— Start TASK INPUTS —

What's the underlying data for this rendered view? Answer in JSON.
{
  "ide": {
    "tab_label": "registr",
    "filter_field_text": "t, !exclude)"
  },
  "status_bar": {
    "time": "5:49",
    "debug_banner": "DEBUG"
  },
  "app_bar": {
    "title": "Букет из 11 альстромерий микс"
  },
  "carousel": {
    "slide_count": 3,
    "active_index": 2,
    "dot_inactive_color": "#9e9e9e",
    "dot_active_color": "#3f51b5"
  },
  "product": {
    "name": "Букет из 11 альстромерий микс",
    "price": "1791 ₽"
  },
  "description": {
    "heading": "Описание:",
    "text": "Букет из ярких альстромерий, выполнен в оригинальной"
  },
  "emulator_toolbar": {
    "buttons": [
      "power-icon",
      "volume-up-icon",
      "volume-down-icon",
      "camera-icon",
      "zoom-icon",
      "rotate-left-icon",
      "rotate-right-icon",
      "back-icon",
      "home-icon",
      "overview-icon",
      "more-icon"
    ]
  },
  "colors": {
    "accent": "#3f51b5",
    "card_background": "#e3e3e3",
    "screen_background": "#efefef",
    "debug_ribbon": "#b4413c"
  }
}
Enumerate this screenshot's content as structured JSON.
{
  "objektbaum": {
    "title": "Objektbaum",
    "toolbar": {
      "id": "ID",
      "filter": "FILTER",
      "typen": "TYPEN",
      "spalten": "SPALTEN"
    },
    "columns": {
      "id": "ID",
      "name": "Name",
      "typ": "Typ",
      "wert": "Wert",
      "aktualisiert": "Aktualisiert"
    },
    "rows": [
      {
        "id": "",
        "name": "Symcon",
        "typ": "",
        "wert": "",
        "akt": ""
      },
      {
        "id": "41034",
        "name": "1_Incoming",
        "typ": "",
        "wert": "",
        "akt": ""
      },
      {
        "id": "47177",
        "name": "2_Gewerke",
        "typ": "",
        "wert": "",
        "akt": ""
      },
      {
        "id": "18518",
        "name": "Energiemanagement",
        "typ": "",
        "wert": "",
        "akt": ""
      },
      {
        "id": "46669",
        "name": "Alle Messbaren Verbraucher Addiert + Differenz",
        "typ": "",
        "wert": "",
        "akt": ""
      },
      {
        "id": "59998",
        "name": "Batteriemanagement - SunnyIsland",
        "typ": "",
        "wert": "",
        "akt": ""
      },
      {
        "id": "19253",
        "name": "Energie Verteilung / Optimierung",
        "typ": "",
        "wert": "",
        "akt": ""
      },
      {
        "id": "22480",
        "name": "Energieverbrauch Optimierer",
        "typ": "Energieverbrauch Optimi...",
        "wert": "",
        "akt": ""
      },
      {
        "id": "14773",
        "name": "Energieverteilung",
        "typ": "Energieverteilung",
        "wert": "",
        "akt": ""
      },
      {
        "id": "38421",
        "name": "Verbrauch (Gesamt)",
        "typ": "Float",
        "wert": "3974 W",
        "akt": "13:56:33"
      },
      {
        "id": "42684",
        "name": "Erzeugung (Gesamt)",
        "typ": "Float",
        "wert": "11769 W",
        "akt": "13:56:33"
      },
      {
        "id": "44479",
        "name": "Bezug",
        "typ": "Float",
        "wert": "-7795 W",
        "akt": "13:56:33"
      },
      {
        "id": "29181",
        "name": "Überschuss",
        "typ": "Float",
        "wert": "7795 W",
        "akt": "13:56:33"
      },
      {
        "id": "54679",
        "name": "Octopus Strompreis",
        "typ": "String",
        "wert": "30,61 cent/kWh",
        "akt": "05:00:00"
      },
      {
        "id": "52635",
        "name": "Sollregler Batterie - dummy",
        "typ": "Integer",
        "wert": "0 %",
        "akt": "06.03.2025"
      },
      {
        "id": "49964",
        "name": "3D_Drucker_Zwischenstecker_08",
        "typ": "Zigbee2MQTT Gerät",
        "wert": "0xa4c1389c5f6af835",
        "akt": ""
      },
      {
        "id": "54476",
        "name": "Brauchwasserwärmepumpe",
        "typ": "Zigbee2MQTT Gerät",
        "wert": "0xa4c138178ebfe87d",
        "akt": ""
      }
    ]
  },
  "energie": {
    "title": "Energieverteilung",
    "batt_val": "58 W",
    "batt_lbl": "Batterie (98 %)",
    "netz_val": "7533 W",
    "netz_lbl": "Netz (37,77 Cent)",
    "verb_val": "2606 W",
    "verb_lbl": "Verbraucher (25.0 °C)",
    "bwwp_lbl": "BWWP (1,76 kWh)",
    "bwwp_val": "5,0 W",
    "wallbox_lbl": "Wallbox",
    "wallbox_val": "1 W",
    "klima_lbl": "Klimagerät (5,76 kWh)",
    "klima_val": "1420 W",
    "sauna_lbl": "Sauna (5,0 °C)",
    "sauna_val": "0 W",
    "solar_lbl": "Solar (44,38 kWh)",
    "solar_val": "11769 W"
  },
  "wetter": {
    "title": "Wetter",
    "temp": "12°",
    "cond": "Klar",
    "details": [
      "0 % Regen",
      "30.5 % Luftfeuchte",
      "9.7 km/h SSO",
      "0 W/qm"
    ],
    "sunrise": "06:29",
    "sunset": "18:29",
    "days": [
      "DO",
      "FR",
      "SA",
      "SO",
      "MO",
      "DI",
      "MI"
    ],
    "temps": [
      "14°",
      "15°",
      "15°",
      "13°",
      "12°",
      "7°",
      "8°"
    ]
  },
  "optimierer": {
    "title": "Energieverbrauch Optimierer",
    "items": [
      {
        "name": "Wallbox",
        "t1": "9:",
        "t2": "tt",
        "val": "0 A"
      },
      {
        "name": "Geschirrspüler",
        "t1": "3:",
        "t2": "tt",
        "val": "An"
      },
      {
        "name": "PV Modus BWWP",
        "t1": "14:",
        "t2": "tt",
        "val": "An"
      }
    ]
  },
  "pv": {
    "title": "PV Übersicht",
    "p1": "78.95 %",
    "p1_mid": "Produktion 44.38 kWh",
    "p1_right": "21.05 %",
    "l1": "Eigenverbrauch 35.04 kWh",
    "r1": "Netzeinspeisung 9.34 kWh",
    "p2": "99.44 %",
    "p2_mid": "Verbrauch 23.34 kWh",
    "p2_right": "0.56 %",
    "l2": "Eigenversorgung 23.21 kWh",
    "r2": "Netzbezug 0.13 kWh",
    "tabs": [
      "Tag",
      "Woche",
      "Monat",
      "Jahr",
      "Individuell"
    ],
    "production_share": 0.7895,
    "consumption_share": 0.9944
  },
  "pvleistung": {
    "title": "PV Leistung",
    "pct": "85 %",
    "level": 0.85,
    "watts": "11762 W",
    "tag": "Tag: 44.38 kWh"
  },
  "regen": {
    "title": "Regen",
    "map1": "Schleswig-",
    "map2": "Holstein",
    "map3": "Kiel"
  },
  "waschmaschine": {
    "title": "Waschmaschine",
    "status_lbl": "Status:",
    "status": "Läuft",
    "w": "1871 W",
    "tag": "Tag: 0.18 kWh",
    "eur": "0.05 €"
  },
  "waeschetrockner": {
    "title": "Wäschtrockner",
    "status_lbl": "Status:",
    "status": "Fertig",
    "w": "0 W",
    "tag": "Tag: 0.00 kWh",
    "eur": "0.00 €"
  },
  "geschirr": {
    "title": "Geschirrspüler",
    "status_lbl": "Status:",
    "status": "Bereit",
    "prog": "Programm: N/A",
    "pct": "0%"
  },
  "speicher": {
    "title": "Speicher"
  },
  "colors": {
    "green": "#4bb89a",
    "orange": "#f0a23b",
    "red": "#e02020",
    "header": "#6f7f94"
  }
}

— End TASK INPUTS —

- _WHAT THE TASK ASKS_
Print the material above once more, exactly.

- _SOLUTION FOR THIS EXERCISE_
What's the underlying data for this rendered view? Answer in JSON.
{
  "ide": {
    "tab_label": "registr",
    "filter_field_text": "t, !exclude)"
  },
  "status_bar": {
    "time": "5:49",
    "debug_banner": "DEBUG"
  },
  "app_bar": {
    "title": "Букет из 11 альстромерий микс"
  },
  "carousel": {
    "slide_count": 3,
    "active_index": 2,
    "dot_inactive_color": "#9e9e9e",
    "dot_active_color": "#3f51b5"
  },
  "product": {
    "name": "Букет из 11 альстромерий микс",
    "price": "1791 ₽"
  },
  "description": {
    "heading": "Описание:",
    "text": "Букет из ярких альстромерий, выполнен в оригинальной"
  },
  "emulator_toolbar": {
    "buttons": [
      "power-icon",
      "volume-up-icon",
      "volume-down-icon",
      "camera-icon",
      "zoom-icon",
      "rotate-left-icon",
      "rotate-right-icon",
      "back-icon",
      "home-icon",
      "overview-icon",
      "more-icon"
    ]
  },
  "colors": {
    "accent": "#3f51b5",
    "card_background": "#e3e3e3",
    "screen_background": "#efefef",
    "debug_ribbon": "#b4413c"
  }
}
Enumerate this screenshot's content as structured JSON.
{
  "objektbaum": {
    "title": "Objektbaum",
    "toolbar": {
      "id": "ID",
      "filter": "FILTER",
      "typen": "TYPEN",
      "spalten": "SPALTEN"
    },
    "columns": {
      "id": "ID",
      "name": "Name",
      "typ": "Typ",
      "wert": "Wert",
      "aktualisiert": "Aktualisiert"
    },
    "rows": [
      {
        "id": "",
        "name": "Symcon",
        "typ": "",
        "wert": "",
        "akt": ""
      },
      {
        "id": "41034",
        "name": "1_Incoming",
        "typ": "",
        "wert": "",
        "akt": ""
      },
      {
        "id": "47177",
        "name": "2_Gewerke",
        "typ": "",
        "wert": "",
        "akt": ""
      },
      {
        "id": "18518",
        "name": "Energiemanagement",
        "typ": "",
        "wert": "",
        "akt": ""
      },
      {
        "id": "46669",
        "name": "Alle Messbaren Verbraucher Addiert + Differenz",
        "typ": "",
        "wert": "",
        "akt": ""
      },
      {
        "id": "59998",
        "name": "Batteriemanagement - SunnyIsland",
        "typ": "",
        "wert": "",
        "akt": ""
      },
      {
        "id": "19253",
        "name": "Energie Verteilung / Optimierung",
        "typ": "",
        "wert": "",
        "akt": ""
      },
      {
        "id": "22480",
        "name": "Energieverbrauch Optimierer",
        "typ": "Energieverbrauch Optimi...",
        "wert": "",
        "akt": ""
      },
      {
        "id": "14773",
        "name": "Energieverteilung",
        "typ": "Energieverteilung",
        "wert": "",
        "akt": ""
      },
      {
        "id": "38421",
        "name": "Verbrauch (Gesamt)",
        "typ": "Float",
        "wert": "3974 W",
        "akt": "13:56:33"
      },
      {
        "id": "42684",
        "name": "Erzeugung (Gesamt)",
        "typ": "Float",
        "wert": "11769 W",
        "akt": "13:56:33"
      },
      {
        "id": "44479",
        "name": "Bezug",
        "typ": "Float",
        "wert": "-7795 W",
        "akt": "13:56:33"
      },
      {
        "id": "29181",
        "name": "Überschuss",
        "typ": "Float",
        "wert": "7795 W",
        "akt": "13:56:33"
      },
      {
        "id": "54679",
        "name": "Octopus Strompreis",
        "typ": "String",
        "wert": "30,61 cent/kWh",
        "akt": "05:00:00"
      },
      {
        "id": "52635",
        "name": "Sollregler Batterie - dummy",
        "typ": "Integer",
        "wert": "0 %",
        "akt": "06.03.2025"
      },
      {
        "id": "49964",
        "name": "3D_Drucker_Zwischenstecker_08",
        "typ": "Zigbee2MQTT Gerät",
        "wert": "0xa4c1389c5f6af835",
        "akt": ""
      },
      {
        "id": "54476",
        "name": "Brauchwasserwärmepumpe",
        "typ": "Zigbee2MQTT Gerät",
        "wert": "0xa4c138178ebfe87d",
        "akt": ""
      }
    ]
  },
  "energie": {
    "title": "Energieverteilung",
    "batt_val": "58 W",
    "batt_lbl": "Batterie (98 %)",
    "netz_val": "7533 W",
    "netz_lbl": "Netz (37,77 Cent)",
    "verb_val": "2606 W",
    "verb_lbl": "Verbraucher (25.0 °C)",
    "bwwp_lbl": "BWWP (1,76 kWh)",
    "bwwp_val": "5,0 W",
    "wallbox_lbl": "Wallbox",
    "wallbox_val": "1 W",
    "klima_lbl": "Klimagerät (5,76 kWh)",
    "klima_val": "1420 W",
    "sauna_lbl": "Sauna (5,0 °C)",
    "sauna_val": "0 W",
    "solar_lbl": "Solar (44,38 kWh)",
    "solar_val": "11769 W"
  },
  "wetter": {
    "title": "Wetter",
    "temp": "12°",
    "cond": "Klar",
    "details": [
      "0 % Regen",
      "30.5 % Luftfeuchte",
      "9.7 km/h SSO",
      "0 W/qm"
    ],
    "sunrise": "06:29",
    "sunset": "18:29",
    "days": [
      "DO",
      "FR",
      "SA",
      "SO",
      "MO",
      "DI",
      "MI"
    ],
    "temps": [
      "14°",
      "15°",
      "15°",
      "13°",
      "12°",
      "7°",
      "8°"
    ]
  },
  "optimierer": {
    "title": "Energieverbrauch Optimierer",
    "items": [
      {
        "name": "Wallbox",
        "t1": "9:",
        "t2": "tt",
        "val": "0 A"
      },
      {
        "name": "Geschirrspüler",
        "t1": "3:",
        "t2": "tt",
        "val": "An"
      },
      {
        "name": "PV Modus BWWP",
        "t1": "14:",
        "t2": "tt",
        "val": "An"
      }
    ]
  },
  "pv": {
    "title": "PV Übersicht",
    "p1": "78.95 %",
    "p1_mid": "Produktion 44.38 kWh",
    "p1_right": "21.05 %",
    "l1": "Eigenverbrauch 35.04 kWh",
    "r1": "Netzeinspeisung 9.34 kWh",
    "p2": "99.44 %",
    "p2_mid": "Verbrauch 23.34 kWh",
    "p2_right": "0.56 %",
    "l2": "Eigenversorgung 23.21 kWh",
    "r2": "Netzbezug 0.13 kWh",
    "tabs": [
      "Tag",
      "Woche",
      "Monat",
      "Jahr",
      "Individuell"
    ],
    "production_share": 0.7895,
    "consumption_share": 0.9944
  },
  "pvleistung": {
    "title": "PV Leistung",
    "pct": "85 %",
    "level": 0.85,
    "watts": "11762 W",
    "tag": "Tag: 44.38 kWh"
  },
  "regen": {
    "title": "Regen",
    "map1": "Schleswig-",
    "map2": "Holstein",
    "map3": "Kiel"
  },
  "waschmaschine": {
    "title": "Waschmaschine",
    "status_lbl": "Status:",
    "status": "Läuft",
    "w": "1871 W",
    "tag": "Tag: 0.18 kWh",
    "eur": "0.05 €"
  },
  "waeschetrockner": {
    "title": "Wäschtrockner",
    "status_lbl": "Status:",
    "status": "Fertig",
    "w": "0 W",
    "tag": "Tag: 0.00 kWh",
    "eur": "0.00 €"
  },
  "geschirr": {
    "title": "Geschirrspüler",
    "status_lbl": "Status:",
    "status": "Bereit",
    "prog": "Programm: N/A",
    "pct": "0%"
  },
  "speicher": {
    "title": "Speicher"
  },
  "colors": {
    "green": "#4bb89a",
    "orange": "#f0a23b",
    "red": "#e02020",
    "header": "#6f7f94"
  }
}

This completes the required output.